(Stored data)
——————————
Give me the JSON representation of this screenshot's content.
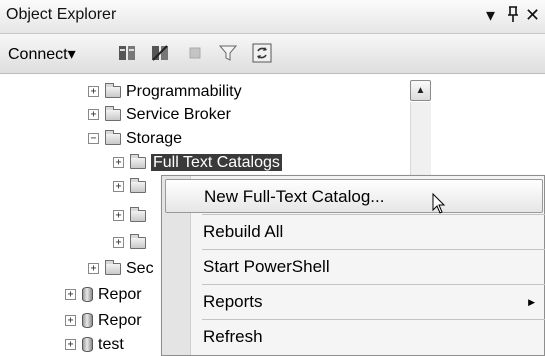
{
  "window": {
    "title": "Object Explorer",
    "controls": {
      "dropdown": "▾",
      "pin": "↕",
      "close": "✕"
    }
  },
  "toolbar": {
    "connect_label": "Connect",
    "connect_arrow": "▾"
  },
  "tree": {
    "items": [
      {
        "label": "Programmability",
        "expander": "+",
        "icon": "folder-icon"
      },
      {
        "label": "Service Broker",
        "expander": "+",
        "icon": "folder-icon"
      },
      {
        "label": "Storage",
        "expander": "−",
        "icon": "folder-icon"
      },
      {
        "label": "Full Text Catalogs",
        "expander": "+",
        "icon": "folder-icon",
        "selected": true
      },
      {
        "label": "",
        "expander": "+",
        "icon": "folder-icon"
      },
      {
        "label": "",
        "expander": "+",
        "icon": "folder-icon"
      },
      {
        "label": "",
        "expander": "+",
        "icon": "folder-icon"
      },
      {
        "label": "Sec",
        "expander": "+",
        "icon": "folder-icon"
      },
      {
        "label": "Repor",
        "expander": "+",
        "icon": "database-icon"
      },
      {
        "label": "Repor",
        "expander": "+",
        "icon": "database-icon"
      },
      {
        "label": "test",
        "expander": "+",
        "icon": "database-icon"
      }
    ]
  },
  "scrollbar": {
    "up_arrow": "▲"
  },
  "context_menu": {
    "items": [
      {
        "label": "New Full-Text Catalog...",
        "highlighted": true
      },
      {
        "label": "Rebuild All"
      },
      {
        "label": "Start PowerShell"
      },
      {
        "label": "Reports",
        "submenu_arrow": "▶"
      },
      {
        "label": "Refresh"
      }
    ]
  }
}
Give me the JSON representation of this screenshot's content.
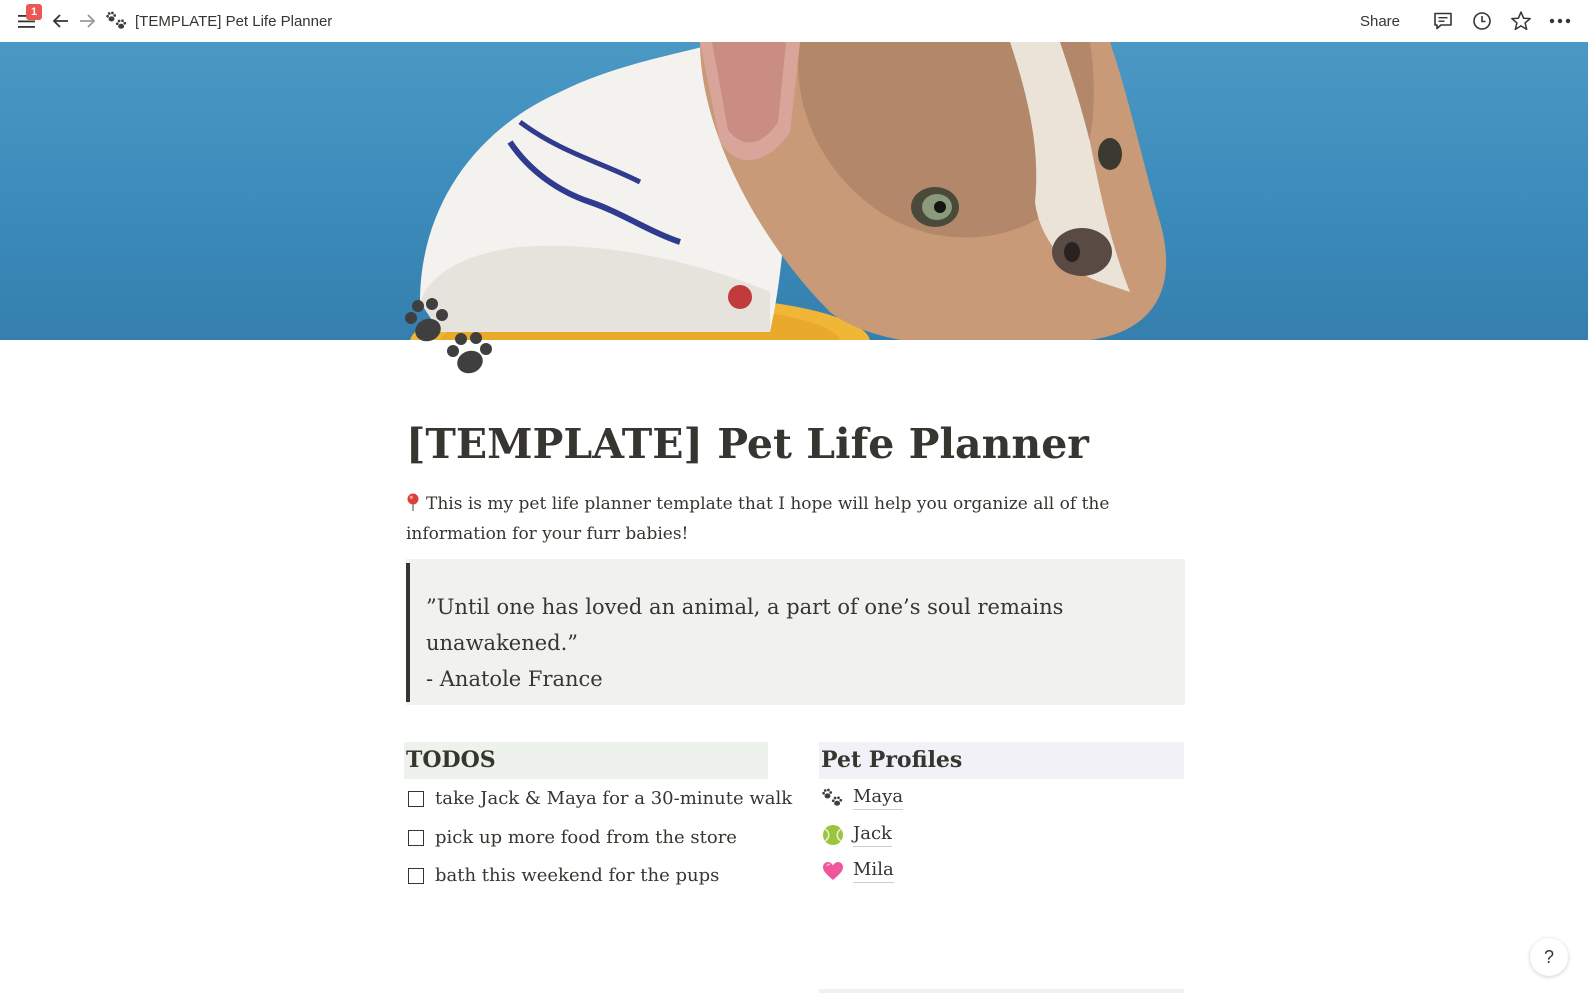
{
  "topbar": {
    "notification_count": "1",
    "breadcrumb_title": "[TEMPLATE] Pet Life Planner",
    "breadcrumb_icon": "paw-prints-icon",
    "share_label": "Share",
    "icons": [
      "menu-icon",
      "back-arrow-icon",
      "forward-arrow-icon",
      "comment-icon",
      "history-clock-icon",
      "star-icon",
      "more-icon"
    ]
  },
  "cover": {
    "description_icon": "dog-photo-cover",
    "background_color": "#3b8bbb"
  },
  "page": {
    "icon": "paw-prints-icon",
    "title": "[TEMPLATE] Pet Life Planner",
    "intro": "This is my pet life planner template that I hope will help you organize all of the information for your furr babies!",
    "intro_icon": "pushpin-icon",
    "quote_line1": "”Until one has loved an animal, a part of one’s soul remains unawakened.”",
    "quote_line2": "- Anatole France"
  },
  "todos": {
    "heading": "TODOS",
    "heading_bg": "#edf3ec",
    "items": [
      {
        "text": "take Jack & Maya for a 30-minute walk",
        "checked": false
      },
      {
        "text": "pick up more food from the store",
        "checked": false
      },
      {
        "text": "bath this weekend for the pups",
        "checked": false
      }
    ]
  },
  "profiles": {
    "heading": "Pet Profiles",
    "heading_bg": "#f2f1f8",
    "items": [
      {
        "label": "Maya",
        "icon": "paw-prints-icon"
      },
      {
        "label": "Jack",
        "icon": "tennis-ball-icon"
      },
      {
        "label": "Mila",
        "icon": "heart-icon"
      }
    ]
  },
  "help_label": "?"
}
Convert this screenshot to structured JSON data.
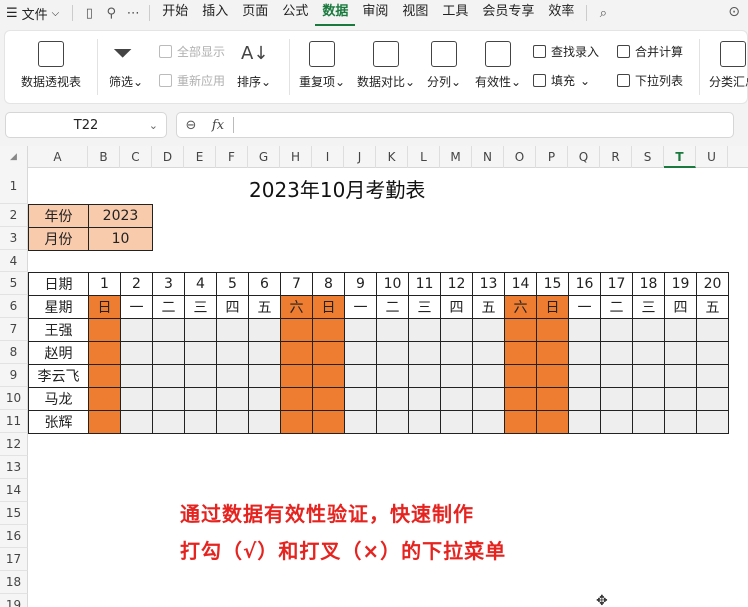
——————————
-- SHORT TASK --
Your copy of the data above should match it exactly, except that pictures are left out.

-- RESULT BELOW --
Give me the JSON representation of this screenshot's content.
{
  "window": {
    "title": "Object Explorer",
    "controls": {
      "dropdown": "▾",
      "pin": "↕",
      "close": "✕"
    }
  },
  "toolbar": {
    "connect_label": "Connect",
    "connect_arrow": "▾"
  },
  "tree": {
    "items": [
      {
        "label": "Programmability",
        "expander": "+",
        "icon": "folder-icon"
      },
      {
        "label": "Service Broker",
        "expander": "+",
        "icon": "folder-icon"
      },
      {
        "label": "Storage",
        "expander": "−",
        "icon": "folder-icon"
      },
      {
        "label": "Full Text Catalogs",
        "expander": "+",
        "icon": "folder-icon",
        "selected": true
      },
      {
        "label": "",
        "expander": "+",
        "icon": "folder-icon"
      },
      {
        "label": "",
        "expander": "+",
        "icon": "folder-icon"
      },
      {
        "label": "",
        "expander": "+",
        "icon": "folder-icon"
      },
      {
        "label": "Sec",
        "expander": "+",
        "icon": "folder-icon"
      },
      {
        "label": "Repor",
        "expander": "+",
        "icon": "database-icon"
      },
      {
        "label": "Repor",
        "expander": "+",
        "icon": "database-icon"
      },
      {
        "label": "test",
        "expander": "+",
        "icon": "database-icon"
      }
    ]
  },
  "scrollbar": {
    "up_arrow": "▲"
  },
  "context_menu": {
    "items": [
      {
        "label": "New Full-Text Catalog...",
        "highlighted": true
      },
      {
        "label": "Rebuild All"
      },
      {
        "label": "Start PowerShell"
      },
      {
        "label": "Reports",
        "submenu_arrow": "▶"
      },
      {
        "label": "Refresh"
      }
    ]
  }
}
Give me the JSON representation of this screenshot's content.
{
  "topbar": {
    "notification_count": "1",
    "breadcrumb_title": "[TEMPLATE] Pet Life Planner",
    "breadcrumb_icon": "paw-prints-icon",
    "share_label": "Share",
    "icons": [
      "menu-icon",
      "back-arrow-icon",
      "forward-arrow-icon",
      "comment-icon",
      "history-clock-icon",
      "star-icon",
      "more-icon"
    ]
  },
  "cover": {
    "description_icon": "dog-photo-cover",
    "background_color": "#3b8bbb"
  },
  "page": {
    "icon": "paw-prints-icon",
    "title": "[TEMPLATE] Pet Life Planner",
    "intro": "This is my pet life planner template that I hope will help you organize all of the information for your furr babies!",
    "intro_icon": "pushpin-icon",
    "quote_line1": "”Until one has loved an animal, a part of one’s soul remains unawakened.”",
    "quote_line2": "- Anatole France"
  },
  "todos": {
    "heading": "TODOS",
    "heading_bg": "#edf3ec",
    "items": [
      {
        "text": "take Jack & Maya for a 30-minute walk",
        "checked": false
      },
      {
        "text": "pick up more food from the store",
        "checked": false
      },
      {
        "text": "bath this weekend for the pups",
        "checked": false
      }
    ]
  },
  "profiles": {
    "heading": "Pet Profiles",
    "heading_bg": "#f2f1f8",
    "items": [
      {
        "label": "Maya",
        "icon": "paw-prints-icon"
      },
      {
        "label": "Jack",
        "icon": "tennis-ball-icon"
      },
      {
        "label": "Mila",
        "icon": "heart-icon"
      }
    ]
  },
  "help_label": "?"
}
Convert this screenshot to structured JSON data.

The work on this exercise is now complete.